[Records from a collection of figures]
..............................

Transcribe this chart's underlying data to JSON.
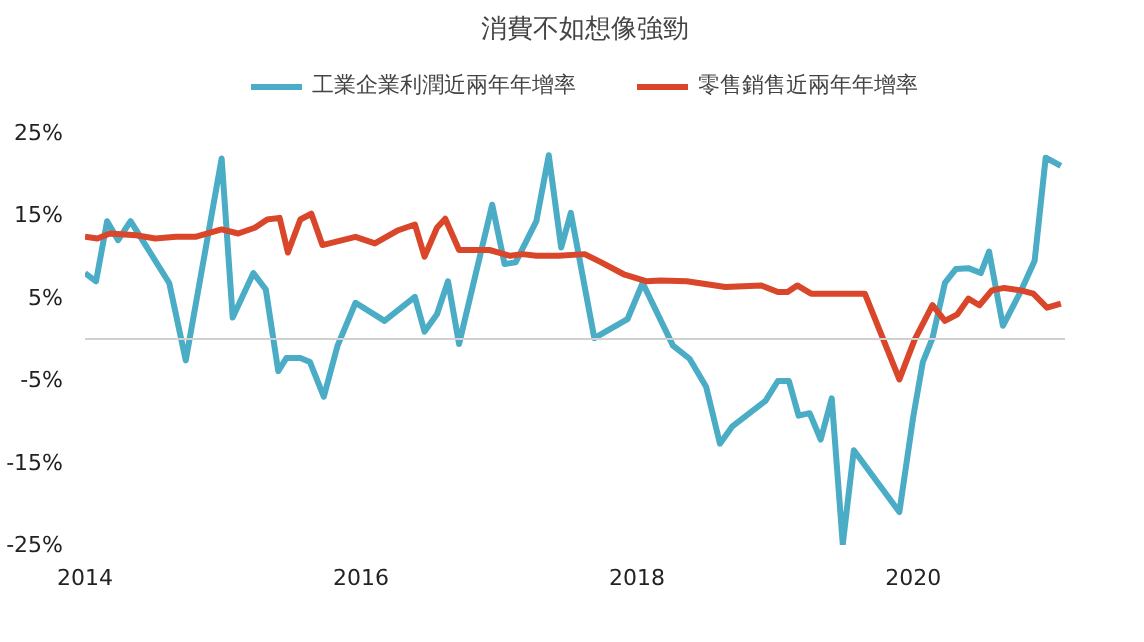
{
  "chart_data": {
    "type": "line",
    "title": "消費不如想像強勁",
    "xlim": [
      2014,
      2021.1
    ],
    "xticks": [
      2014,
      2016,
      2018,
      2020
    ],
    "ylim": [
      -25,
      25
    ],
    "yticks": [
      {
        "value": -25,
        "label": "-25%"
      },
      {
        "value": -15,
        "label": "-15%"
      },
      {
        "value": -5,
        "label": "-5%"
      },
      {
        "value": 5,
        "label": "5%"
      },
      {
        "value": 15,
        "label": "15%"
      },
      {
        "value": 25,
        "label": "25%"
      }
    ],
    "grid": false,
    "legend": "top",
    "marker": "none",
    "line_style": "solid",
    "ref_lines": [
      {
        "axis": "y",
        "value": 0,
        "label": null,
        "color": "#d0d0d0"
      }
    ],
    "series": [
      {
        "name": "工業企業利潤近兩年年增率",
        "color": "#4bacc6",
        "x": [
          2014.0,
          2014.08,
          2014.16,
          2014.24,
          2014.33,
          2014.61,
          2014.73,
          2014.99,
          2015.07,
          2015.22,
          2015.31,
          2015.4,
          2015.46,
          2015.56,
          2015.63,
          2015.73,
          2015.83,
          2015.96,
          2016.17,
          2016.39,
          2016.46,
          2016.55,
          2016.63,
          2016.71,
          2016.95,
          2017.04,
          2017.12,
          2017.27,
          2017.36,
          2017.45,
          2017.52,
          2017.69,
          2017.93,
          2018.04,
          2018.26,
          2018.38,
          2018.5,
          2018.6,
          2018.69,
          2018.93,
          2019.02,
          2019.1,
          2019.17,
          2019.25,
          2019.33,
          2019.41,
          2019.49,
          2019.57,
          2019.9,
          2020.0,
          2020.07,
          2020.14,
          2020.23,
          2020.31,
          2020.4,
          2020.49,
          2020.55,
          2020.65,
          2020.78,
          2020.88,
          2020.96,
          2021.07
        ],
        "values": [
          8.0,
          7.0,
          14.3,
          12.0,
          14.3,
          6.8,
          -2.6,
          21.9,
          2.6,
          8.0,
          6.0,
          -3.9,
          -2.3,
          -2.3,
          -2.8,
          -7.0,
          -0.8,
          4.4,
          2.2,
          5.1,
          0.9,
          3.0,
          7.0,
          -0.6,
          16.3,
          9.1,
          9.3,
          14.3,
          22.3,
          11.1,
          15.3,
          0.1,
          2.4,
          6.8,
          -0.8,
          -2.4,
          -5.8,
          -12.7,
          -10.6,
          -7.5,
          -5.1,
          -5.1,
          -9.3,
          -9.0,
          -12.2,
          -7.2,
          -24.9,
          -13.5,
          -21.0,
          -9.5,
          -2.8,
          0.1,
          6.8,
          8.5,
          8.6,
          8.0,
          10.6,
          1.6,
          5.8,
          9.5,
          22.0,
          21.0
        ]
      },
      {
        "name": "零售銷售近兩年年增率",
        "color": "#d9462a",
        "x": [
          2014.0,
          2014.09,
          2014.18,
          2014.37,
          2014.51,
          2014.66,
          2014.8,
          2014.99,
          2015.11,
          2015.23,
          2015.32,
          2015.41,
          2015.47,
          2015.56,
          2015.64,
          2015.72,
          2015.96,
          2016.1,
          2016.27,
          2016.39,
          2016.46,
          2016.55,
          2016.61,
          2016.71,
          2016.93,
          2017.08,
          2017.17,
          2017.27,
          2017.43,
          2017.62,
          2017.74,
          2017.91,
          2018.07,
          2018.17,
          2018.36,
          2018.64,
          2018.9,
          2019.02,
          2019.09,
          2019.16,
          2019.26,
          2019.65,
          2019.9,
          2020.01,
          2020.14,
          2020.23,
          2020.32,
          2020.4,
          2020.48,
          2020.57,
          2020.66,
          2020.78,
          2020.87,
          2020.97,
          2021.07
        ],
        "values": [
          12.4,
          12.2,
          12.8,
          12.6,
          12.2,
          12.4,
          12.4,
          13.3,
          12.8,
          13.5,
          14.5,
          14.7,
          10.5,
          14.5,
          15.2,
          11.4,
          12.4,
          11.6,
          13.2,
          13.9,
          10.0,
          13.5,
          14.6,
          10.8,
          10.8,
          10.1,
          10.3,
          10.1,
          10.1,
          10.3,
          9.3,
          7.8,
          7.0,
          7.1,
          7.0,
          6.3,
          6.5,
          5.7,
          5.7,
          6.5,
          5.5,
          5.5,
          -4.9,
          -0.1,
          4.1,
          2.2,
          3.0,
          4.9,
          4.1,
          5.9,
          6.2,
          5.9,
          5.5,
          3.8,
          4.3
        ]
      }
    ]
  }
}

..............................

List all lines from the entries that include the word "name".

        "name": "工業企業利潤近兩年年增率",
        "name": "零售銷售近兩年年增率",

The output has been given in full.